→ **TO BE DONE**
Each line from the one that holds "Read all visible content and emit it as JSON." to the end of the records is to be retyped exactly. Pictures are not part of the copy.

→ **DATA LISTING**

— START —

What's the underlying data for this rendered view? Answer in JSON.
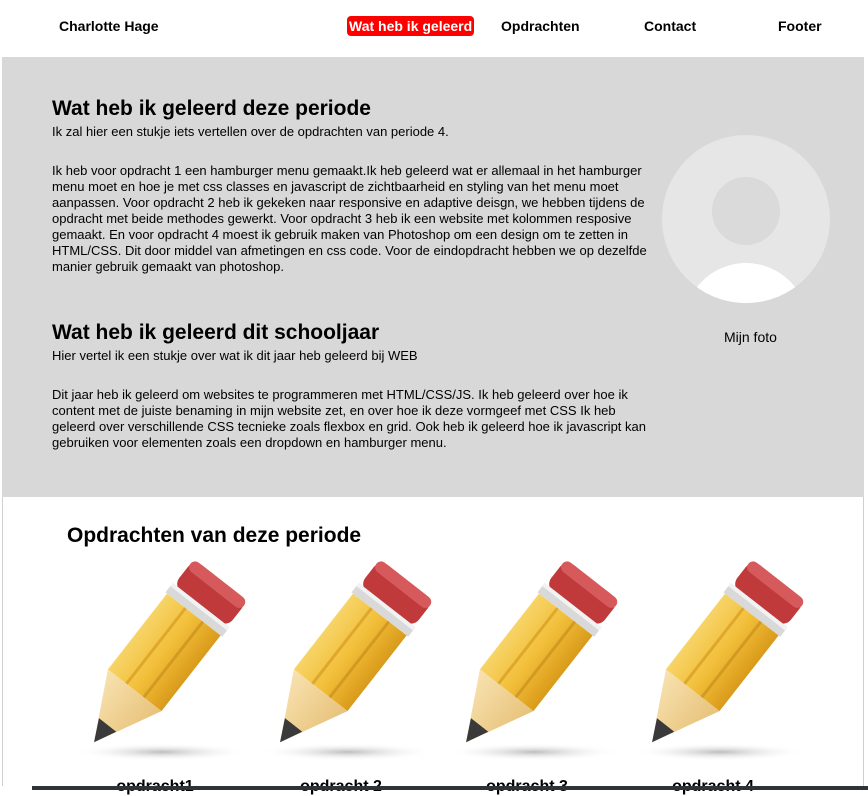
{
  "nav": {
    "brand": "Charlotte Hage",
    "items": [
      {
        "label": "Wat heb ik geleerd",
        "active": true
      },
      {
        "label": "Opdrachten",
        "active": false
      },
      {
        "label": "Contact",
        "active": false
      },
      {
        "label": "Footer",
        "active": false
      }
    ],
    "active_color": "#ff0000"
  },
  "about": {
    "background": "#d8d8d8",
    "period_title": "Wat heb ik geleerd deze periode",
    "period_subtitle": "Ik zal hier een stukje iets vertellen over de opdrachten van periode 4.",
    "period_text": "Ik heb voor opdracht 1 een hamburger menu gemaakt.Ik heb geleerd wat er allemaal in het hamburger menu moet en hoe je met css classes en javascript de zichtbaarheid en styling van het menu moet aanpassen. Voor opdracht 2 heb ik gekeken naar responsive en adaptive deisgn, we hebben tijdens de opdracht met beide methodes gewerkt. Voor opdracht 3 heb ik een website met kolommen resposive gemaakt. En voor opdracht 4 moest ik gebruik maken van Photoshop om een design om te zetten in HTML/CSS. Dit door middel van afmetingen en css code. Voor de eindopdracht hebben we op dezelfde manier gebruik gemaakt van photoshop.",
    "year_title": "Wat heb ik geleerd dit schooljaar",
    "year_subtitle": "Hier vertel ik een stukje over wat ik dit jaar heb geleerd bij WEB",
    "year_text": "Dit jaar heb ik geleerd om websites te programmeren met HTML/CSS/JS. Ik heb geleerd over hoe ik content met de juiste benaming in mijn website zet, en over hoe ik deze vormgeef met CSS Ik heb geleerd over verschillende CSS tecnieke zoals flexbox en grid. Ook heb ik geleerd hoe ik javascript kan gebruiken voor elementen zoals een dropdown en hamburger menu.",
    "photo_icon": "user-avatar-icon",
    "photo_caption": "Mijn foto"
  },
  "assignments": {
    "title": "Opdrachten van deze periode",
    "icon": "pencil-icon",
    "cards": [
      {
        "label": "opdracht1"
      },
      {
        "label": "opdracht 2"
      },
      {
        "label": "opdracht 3"
      },
      {
        "label": "opdracht 4"
      }
    ]
  }
}
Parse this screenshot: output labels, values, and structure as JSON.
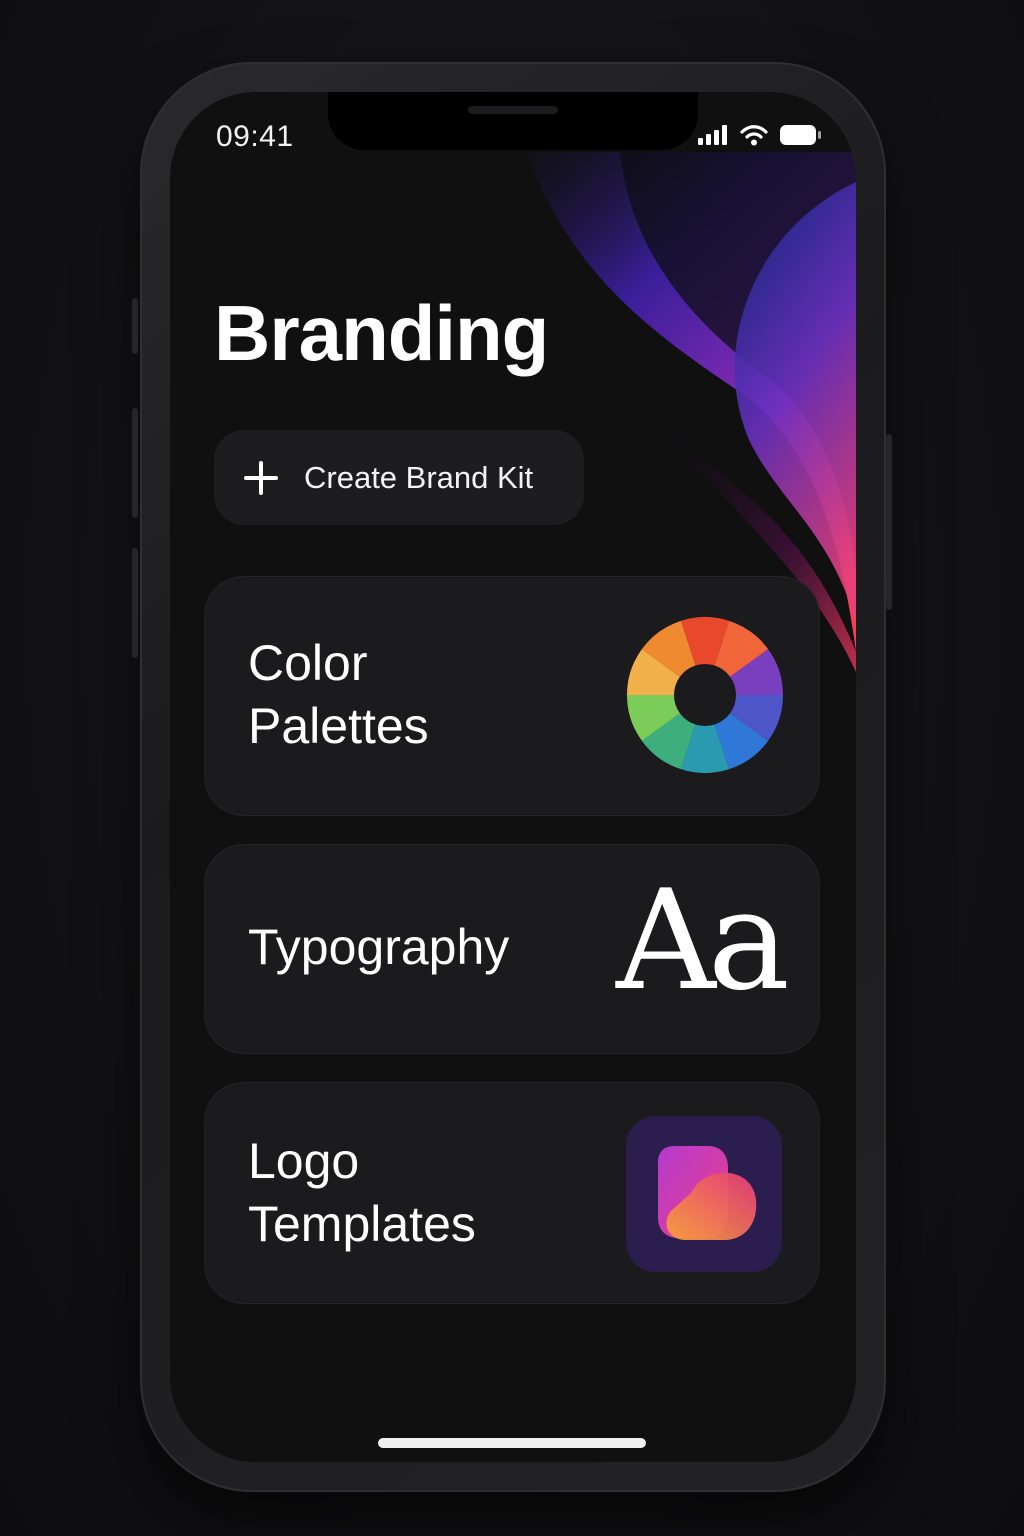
{
  "status_bar": {
    "time": "09:41",
    "icons": [
      "signal-bars-icon",
      "wifi-icon",
      "battery-icon"
    ]
  },
  "header": {
    "title": "Branding"
  },
  "actions": {
    "create_label": "Create Brand Kit",
    "create_icon": "plus-icon"
  },
  "cards": [
    {
      "title_line1": "Color",
      "title_line2": "Palettes",
      "icon": "color-wheel-icon"
    },
    {
      "title_line1": "Typography",
      "glyph": "Aa",
      "icon": "font-glyph-icon"
    },
    {
      "title_line1": "Logo",
      "title_line2": "Templates",
      "icon": "logo-template-icon"
    }
  ],
  "colors": {
    "background": "#101011",
    "card": "#1b1b1e",
    "button": "#1d1d20",
    "text": "#ffffff",
    "accent_purple": "#5b2bd1",
    "accent_pink": "#e0357a",
    "accent_orange": "#f2504a",
    "logo_tile": "#2b1e4e"
  }
}
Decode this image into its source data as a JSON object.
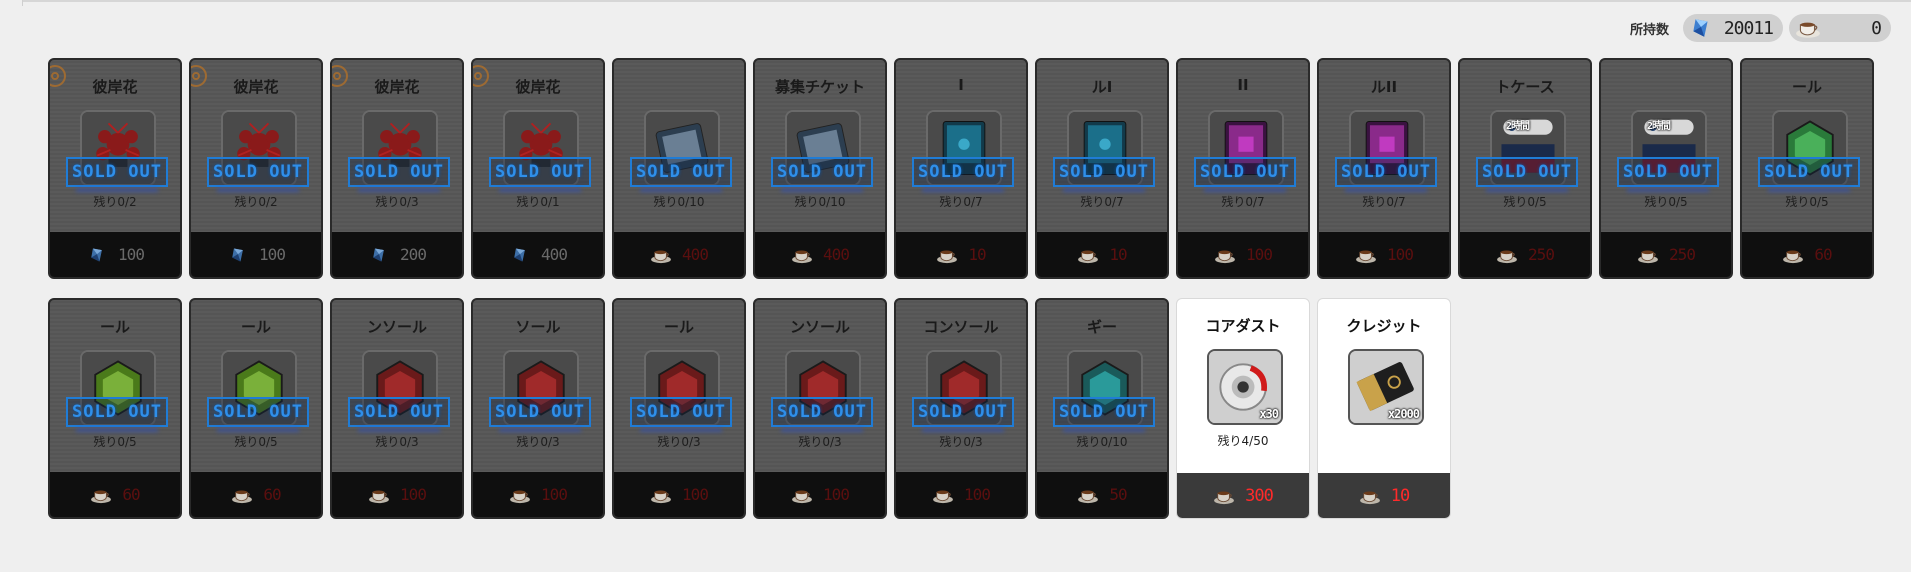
{
  "header": {
    "owned_label": "所持数",
    "gems": "20011",
    "cups": "0"
  },
  "soldout_label": "SOLD OUT",
  "cards": [
    {
      "name": "彼岸花",
      "art": "flower",
      "remain": "残り0/2",
      "price": "100",
      "currency": "gem",
      "sold": true,
      "tag": true
    },
    {
      "name": "彼岸花",
      "art": "flower",
      "remain": "残り0/2",
      "price": "100",
      "currency": "gem",
      "sold": true,
      "tag": true
    },
    {
      "name": "彼岸花",
      "art": "flower",
      "remain": "残り0/3",
      "price": "200",
      "currency": "gem",
      "sold": true,
      "tag": true
    },
    {
      "name": "彼岸花",
      "art": "flower",
      "remain": "残り0/1",
      "price": "400",
      "currency": "gem",
      "sold": true,
      "tag": true
    },
    {
      "name": "",
      "art": "ticket",
      "remain": "残り0/10",
      "price": "400",
      "currency": "cup",
      "sold": true
    },
    {
      "name": "募集チケット",
      "art": "ticket",
      "remain": "残り0/10",
      "price": "400",
      "currency": "cup",
      "sold": true
    },
    {
      "name": "I",
      "art": "console-blue",
      "remain": "残り0/7",
      "price": "10",
      "currency": "cup",
      "sold": true
    },
    {
      "name": "ルI",
      "art": "console-blue",
      "remain": "残り0/7",
      "price": "10",
      "currency": "cup",
      "sold": true
    },
    {
      "name": "II",
      "art": "console-pink",
      "remain": "残り0/7",
      "price": "100",
      "currency": "cup",
      "sold": true
    },
    {
      "name": "ルII",
      "art": "console-pink",
      "remain": "残り0/7",
      "price": "100",
      "currency": "cup",
      "sold": true
    },
    {
      "name": "トケース",
      "art": "case",
      "remain": "残り0/5",
      "price": "250",
      "currency": "cup",
      "sold": true,
      "timer": "2時間"
    },
    {
      "name": "",
      "art": "case",
      "remain": "残り0/5",
      "price": "250",
      "currency": "cup",
      "sold": true,
      "timer": "2時間"
    },
    {
      "name": "ール",
      "art": "hex-green",
      "remain": "残り0/5",
      "price": "60",
      "currency": "cup",
      "sold": true
    },
    {
      "name": "ール",
      "art": "hex-lime",
      "remain": "残り0/5",
      "price": "60",
      "currency": "cup",
      "sold": true
    },
    {
      "name": "ール",
      "art": "hex-lime",
      "remain": "残り0/5",
      "price": "60",
      "currency": "cup",
      "sold": true
    },
    {
      "name": "ンソール",
      "art": "hex-red",
      "remain": "残り0/3",
      "price": "100",
      "currency": "cup",
      "sold": true
    },
    {
      "name": "ソール",
      "art": "hex-red",
      "remain": "残り0/3",
      "price": "100",
      "currency": "cup",
      "sold": true
    },
    {
      "name": "ール",
      "art": "hex-red",
      "remain": "残り0/3",
      "price": "100",
      "currency": "cup",
      "sold": true
    },
    {
      "name": "ンソール",
      "art": "hex-red",
      "remain": "残り0/3",
      "price": "100",
      "currency": "cup",
      "sold": true
    },
    {
      "name": "コンソール",
      "art": "hex-red",
      "remain": "残り0/3",
      "price": "100",
      "currency": "cup",
      "sold": true
    },
    {
      "name": "ギー",
      "art": "hex-teal",
      "remain": "残り0/10",
      "price": "50",
      "currency": "cup",
      "sold": true
    },
    {
      "name": "コアダスト",
      "art": "core",
      "remain": "残り4/50",
      "price": "300",
      "currency": "cup",
      "sold": false,
      "qty": "x30"
    },
    {
      "name": "クレジット",
      "art": "credit",
      "remain": "",
      "price": "10",
      "currency": "cup",
      "sold": false,
      "qty": "x2000"
    }
  ],
  "colors": {
    "soldout_blue": "#2f8fea",
    "price_red": "#ff2a2a",
    "bg": "#efefef"
  }
}
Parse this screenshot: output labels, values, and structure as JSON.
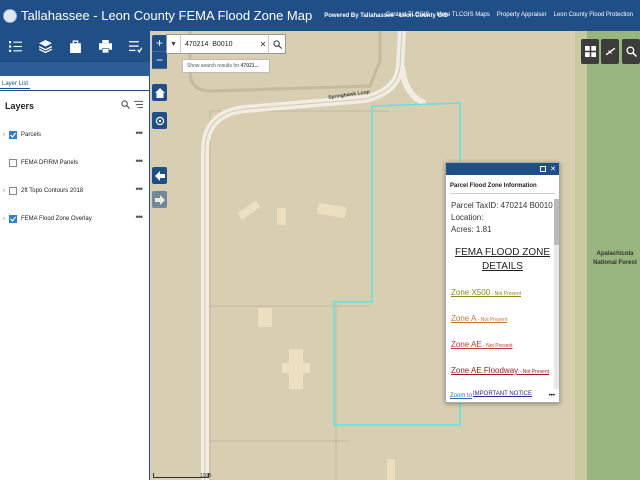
{
  "header": {
    "title": "Tallahassee - Leon County FEMA Flood Zone Map",
    "subtitle": "Powered By Tallahassee - Leon County GIS",
    "links": [
      "Contact TLCGIS",
      "More TLCGIS Maps",
      "Property Appraiser",
      "Leon County Flood Protection"
    ]
  },
  "panel": {
    "tab_label": "Layer List",
    "heading": "Layers",
    "layers": [
      {
        "label": "Parcels",
        "checked": true
      },
      {
        "label": "FEMA DFIRM Panels",
        "checked": false
      },
      {
        "label": "2ft Topo Contours 2018",
        "checked": false
      },
      {
        "label": "FEMA Flood Zone Overlay",
        "checked": true
      }
    ],
    "more": "•••"
  },
  "search": {
    "value": "470214  B0010",
    "suggestion_prefix": "Show search results for ",
    "suggestion_term": "47021..."
  },
  "map": {
    "road_label": "Springhawk Loop",
    "forest_label": "Apalachicola National Forest",
    "scale_label": "100ft",
    "colors": {
      "parcel_outline": "#5fe3e0",
      "forest": "#97b57d",
      "terrain": "#d8cfb2"
    }
  },
  "popup": {
    "title": "Parcel Flood Zone Information",
    "taxid_line": "Parcel TaxID: 470214 B0010",
    "location_line": "Location:",
    "acres_line": "Acres: 1.81",
    "fz_title_1": "FEMA FLOOD ZONE",
    "fz_title_2": "DETAILS",
    "zones": [
      {
        "name": "Zone X500",
        "status": " - Not Present",
        "color": "#8a8a1a"
      },
      {
        "name": "Zone A",
        "status": " - Not Present",
        "color": "#c8742e"
      },
      {
        "name": "Zone AE",
        "status": " - Not Present",
        "color": "#c23a3a"
      },
      {
        "name": "Zone AE Floodway",
        "status": " - Not Present",
        "color": "#9b1b1b"
      }
    ],
    "notice": "IMPORTANT NOTICE",
    "zoom_to": "Zoom to",
    "more": "•••"
  }
}
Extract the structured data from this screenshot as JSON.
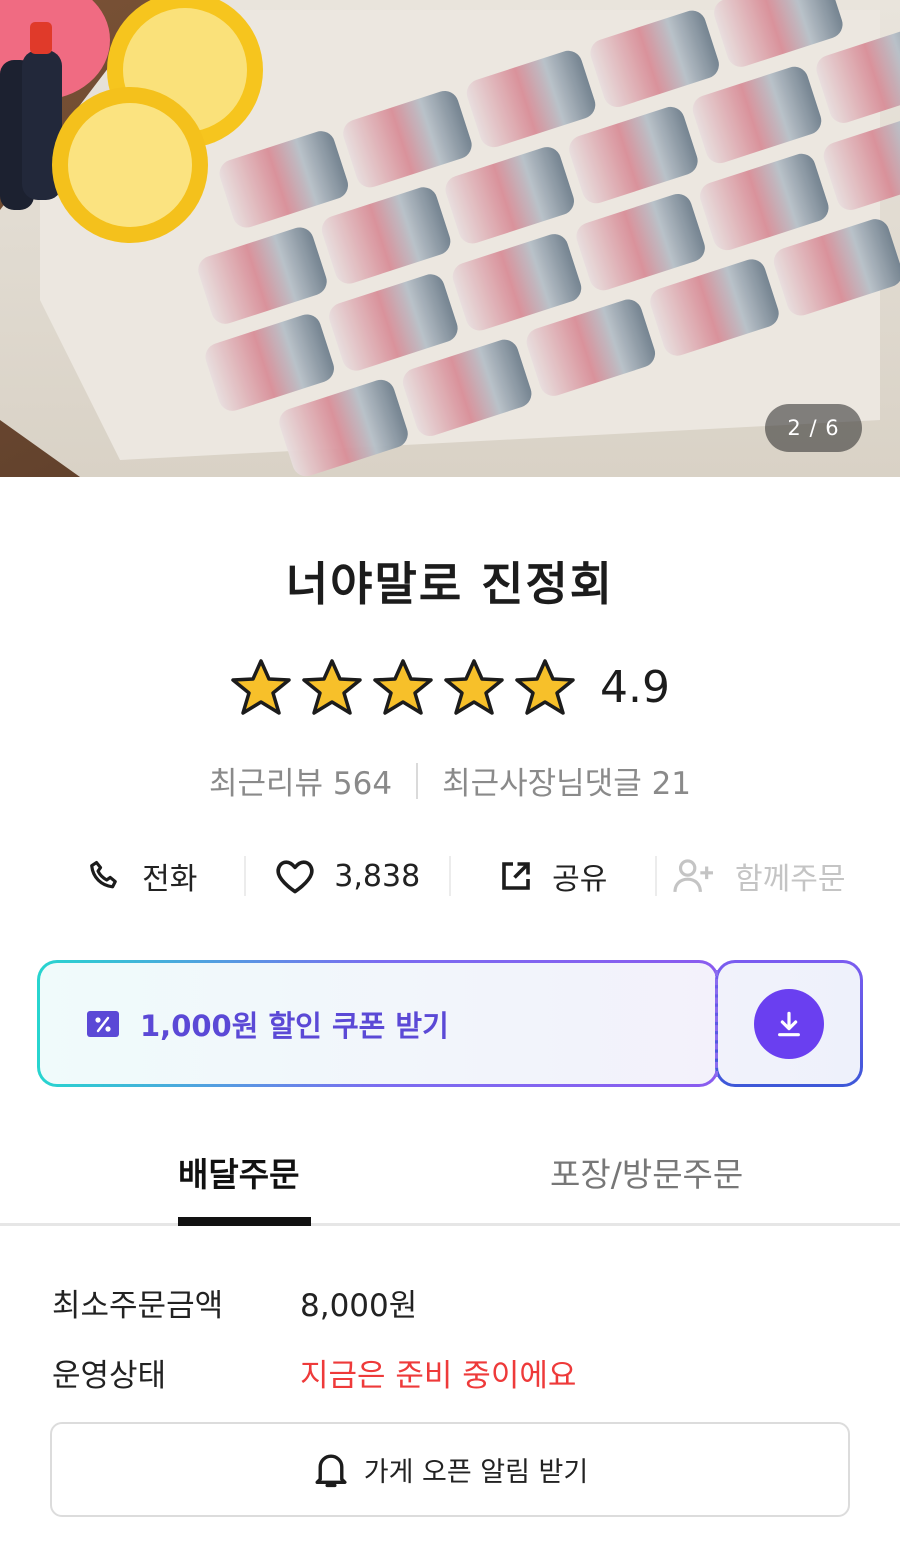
{
  "hero": {
    "page_indicator": "2 / 6"
  },
  "store": {
    "name": "너야말로 진정회",
    "rating": "4.9",
    "star_count": 5,
    "recent_reviews_label": "최근리뷰 564",
    "owner_comments_label": "최근사장님댓글 21"
  },
  "actions": {
    "call_label": "전화",
    "like_count": "3,838",
    "share_label": "공유",
    "group_order_label": "함께주문"
  },
  "coupon": {
    "label": "1,000원 할인 쿠폰 받기"
  },
  "tabs": [
    {
      "label": "배달주문",
      "active": true
    },
    {
      "label": "포장/방문주문",
      "active": false
    }
  ],
  "info": {
    "min_order_label": "최소주문금액",
    "min_order_value": "8,000원",
    "status_label": "운영상태",
    "status_value": "지금은 준비 중이에요"
  },
  "notify_button": {
    "label": "가게 오픈 알림 받기"
  },
  "colors": {
    "accent": "#6a3ff0",
    "status_red": "#ee3a3a",
    "star": "#f7c02a"
  }
}
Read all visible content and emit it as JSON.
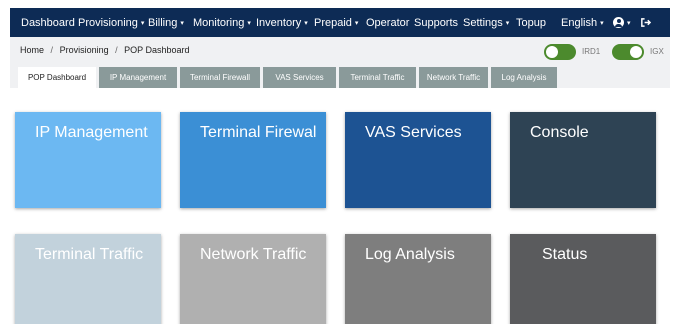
{
  "nav": {
    "dashboard": "Dashboard",
    "provisioning": "Provisioning",
    "billing": "Billing",
    "monitoring": "Monitoring",
    "inventory": "Inventory",
    "prepaid": "Prepaid",
    "operator": "Operator",
    "supports": "Supports",
    "settings": "Settings",
    "topup": "Topup",
    "language": "English",
    "caret": "▾"
  },
  "breadcrumb": [
    "Home",
    "Provisioning",
    "POP Dashboard"
  ],
  "breadcrumb_sep": "/",
  "toggles": [
    {
      "label": "IRD1",
      "on": true
    },
    {
      "label": "IGX",
      "on": true
    }
  ],
  "tabs": [
    "POP Dashboard",
    "IP Management",
    "Terminal Firewall",
    "VAS Services",
    "Terminal Traffic",
    "Network Traffic",
    "Log Analysis"
  ],
  "tiles": [
    {
      "label": "IP Management",
      "color": "#6cb8f2"
    },
    {
      "label": "Terminal Firewal",
      "color": "#3b8fd5"
    },
    {
      "label": "VAS Services",
      "color": "#1d5393"
    },
    {
      "label": "Console",
      "color": "#2e4354"
    },
    {
      "label": "Terminal Traffic",
      "color": "#c2d2dc"
    },
    {
      "label": "Network Traffic",
      "color": "#b0b0b0"
    },
    {
      "label": "Log Analysis",
      "color": "#7e7e7e"
    },
    {
      "label": "Status",
      "color": "#5a5b5d"
    }
  ],
  "colors": {
    "navbar": "#0d2b55",
    "subbar": "#f0f1f3",
    "tab": "#8a9a9a",
    "toggle_on": "#4c8a2d"
  }
}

— END —

→ **EXERCISE RESULT**
Read all visible content and emit it as JSON.
{
  "nav": {
    "dashboard": "Dashboard",
    "provisioning": "Provisioning",
    "billing": "Billing",
    "monitoring": "Monitoring",
    "inventory": "Inventory",
    "prepaid": "Prepaid",
    "operator": "Operator",
    "supports": "Supports",
    "settings": "Settings",
    "topup": "Topup",
    "language": "English",
    "caret": "▾"
  },
  "breadcrumb": [
    "Home",
    "Provisioning",
    "POP Dashboard"
  ],
  "breadcrumb_sep": "/",
  "toggles": [
    {
      "label": "IRD1",
      "on": true
    },
    {
      "label": "IGX",
      "on": true
    }
  ],
  "tabs": [
    "POP Dashboard",
    "IP Management",
    "Terminal Firewall",
    "VAS Services",
    "Terminal Traffic",
    "Network Traffic",
    "Log Analysis"
  ],
  "tiles": [
    {
      "label": "IP Management",
      "color": "#6cb8f2"
    },
    {
      "label": "Terminal Firewal",
      "color": "#3b8fd5"
    },
    {
      "label": "VAS Services",
      "color": "#1d5393"
    },
    {
      "label": "Console",
      "color": "#2e4354"
    },
    {
      "label": "Terminal Traffic",
      "color": "#c2d2dc"
    },
    {
      "label": "Network Traffic",
      "color": "#b0b0b0"
    },
    {
      "label": "Log Analysis",
      "color": "#7e7e7e"
    },
    {
      "label": "Status",
      "color": "#5a5b5d"
    }
  ],
  "colors": {
    "navbar": "#0d2b55",
    "subbar": "#f0f1f3",
    "tab": "#8a9a9a",
    "toggle_on": "#4c8a2d"
  }
}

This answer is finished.